* Your instructions:
How many lines in the records below contain the word "text"? Give only the number.

* Records:
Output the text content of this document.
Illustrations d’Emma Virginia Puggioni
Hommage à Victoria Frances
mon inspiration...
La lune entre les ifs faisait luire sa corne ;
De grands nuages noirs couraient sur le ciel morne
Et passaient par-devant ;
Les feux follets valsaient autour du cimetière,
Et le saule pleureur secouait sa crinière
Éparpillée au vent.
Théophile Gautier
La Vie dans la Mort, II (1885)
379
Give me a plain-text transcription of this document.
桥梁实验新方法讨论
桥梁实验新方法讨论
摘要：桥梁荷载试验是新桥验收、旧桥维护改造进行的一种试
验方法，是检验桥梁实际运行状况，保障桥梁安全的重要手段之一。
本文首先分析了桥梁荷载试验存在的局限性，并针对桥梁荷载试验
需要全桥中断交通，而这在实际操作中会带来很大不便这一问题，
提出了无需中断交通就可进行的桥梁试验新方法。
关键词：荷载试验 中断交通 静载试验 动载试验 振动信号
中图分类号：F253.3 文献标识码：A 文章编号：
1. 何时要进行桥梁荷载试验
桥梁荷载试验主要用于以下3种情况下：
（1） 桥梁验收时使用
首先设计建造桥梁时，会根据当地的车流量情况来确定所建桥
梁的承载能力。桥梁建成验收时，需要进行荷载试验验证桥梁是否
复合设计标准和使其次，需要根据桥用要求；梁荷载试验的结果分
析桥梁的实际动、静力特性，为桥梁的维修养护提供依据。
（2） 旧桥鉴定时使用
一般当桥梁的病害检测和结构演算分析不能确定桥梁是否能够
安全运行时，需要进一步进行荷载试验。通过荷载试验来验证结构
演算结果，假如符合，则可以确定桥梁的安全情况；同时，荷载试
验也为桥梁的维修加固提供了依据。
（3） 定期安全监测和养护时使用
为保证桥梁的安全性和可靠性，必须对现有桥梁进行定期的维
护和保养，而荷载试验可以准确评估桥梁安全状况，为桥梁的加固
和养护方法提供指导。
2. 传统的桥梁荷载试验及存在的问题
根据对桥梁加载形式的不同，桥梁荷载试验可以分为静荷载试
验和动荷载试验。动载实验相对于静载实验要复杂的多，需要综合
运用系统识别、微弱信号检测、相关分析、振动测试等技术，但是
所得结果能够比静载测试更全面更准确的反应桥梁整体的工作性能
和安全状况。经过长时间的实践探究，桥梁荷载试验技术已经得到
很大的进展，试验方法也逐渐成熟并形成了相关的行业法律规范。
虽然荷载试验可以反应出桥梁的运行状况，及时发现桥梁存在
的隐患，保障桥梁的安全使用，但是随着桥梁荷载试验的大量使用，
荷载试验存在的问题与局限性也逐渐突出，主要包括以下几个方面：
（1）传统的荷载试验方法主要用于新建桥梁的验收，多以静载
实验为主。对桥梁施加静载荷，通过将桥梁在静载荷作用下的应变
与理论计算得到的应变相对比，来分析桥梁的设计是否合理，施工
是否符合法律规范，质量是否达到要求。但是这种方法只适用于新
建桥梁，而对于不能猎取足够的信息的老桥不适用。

* Result:
2